Written request: Work out how many lines hold the string "minmax". Give that number and nothing more.

--- Start Supplied material ---

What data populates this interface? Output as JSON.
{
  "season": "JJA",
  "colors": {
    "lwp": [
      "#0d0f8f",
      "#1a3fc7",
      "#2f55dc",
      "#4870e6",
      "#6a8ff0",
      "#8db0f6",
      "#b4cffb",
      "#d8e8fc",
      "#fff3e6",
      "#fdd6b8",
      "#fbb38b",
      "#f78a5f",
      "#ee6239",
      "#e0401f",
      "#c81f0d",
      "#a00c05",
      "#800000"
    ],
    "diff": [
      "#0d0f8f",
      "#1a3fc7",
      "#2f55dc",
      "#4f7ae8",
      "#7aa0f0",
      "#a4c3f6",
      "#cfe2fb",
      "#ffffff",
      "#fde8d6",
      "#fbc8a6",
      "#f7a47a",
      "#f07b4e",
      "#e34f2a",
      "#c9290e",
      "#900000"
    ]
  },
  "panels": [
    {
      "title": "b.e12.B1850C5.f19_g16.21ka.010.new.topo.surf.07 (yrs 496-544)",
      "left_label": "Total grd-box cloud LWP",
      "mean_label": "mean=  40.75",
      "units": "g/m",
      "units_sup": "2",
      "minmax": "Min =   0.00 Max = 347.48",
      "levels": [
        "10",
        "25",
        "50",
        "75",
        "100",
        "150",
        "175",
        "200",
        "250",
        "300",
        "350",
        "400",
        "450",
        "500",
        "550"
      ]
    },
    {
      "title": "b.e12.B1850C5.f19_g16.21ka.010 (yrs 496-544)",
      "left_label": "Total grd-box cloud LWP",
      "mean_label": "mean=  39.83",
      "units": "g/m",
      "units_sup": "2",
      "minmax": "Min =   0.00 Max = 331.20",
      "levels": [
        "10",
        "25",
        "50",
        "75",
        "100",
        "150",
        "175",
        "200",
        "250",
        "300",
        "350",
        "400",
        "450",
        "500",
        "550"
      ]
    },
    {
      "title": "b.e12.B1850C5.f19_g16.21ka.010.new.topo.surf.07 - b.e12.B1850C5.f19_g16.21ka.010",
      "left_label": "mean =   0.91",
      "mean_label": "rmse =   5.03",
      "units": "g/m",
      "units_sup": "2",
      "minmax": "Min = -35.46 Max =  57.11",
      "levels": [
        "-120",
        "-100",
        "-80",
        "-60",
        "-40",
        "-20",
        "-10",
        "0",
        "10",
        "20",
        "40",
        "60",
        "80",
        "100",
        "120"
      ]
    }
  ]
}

--- End Supplied material ---

Answer to this problem: 3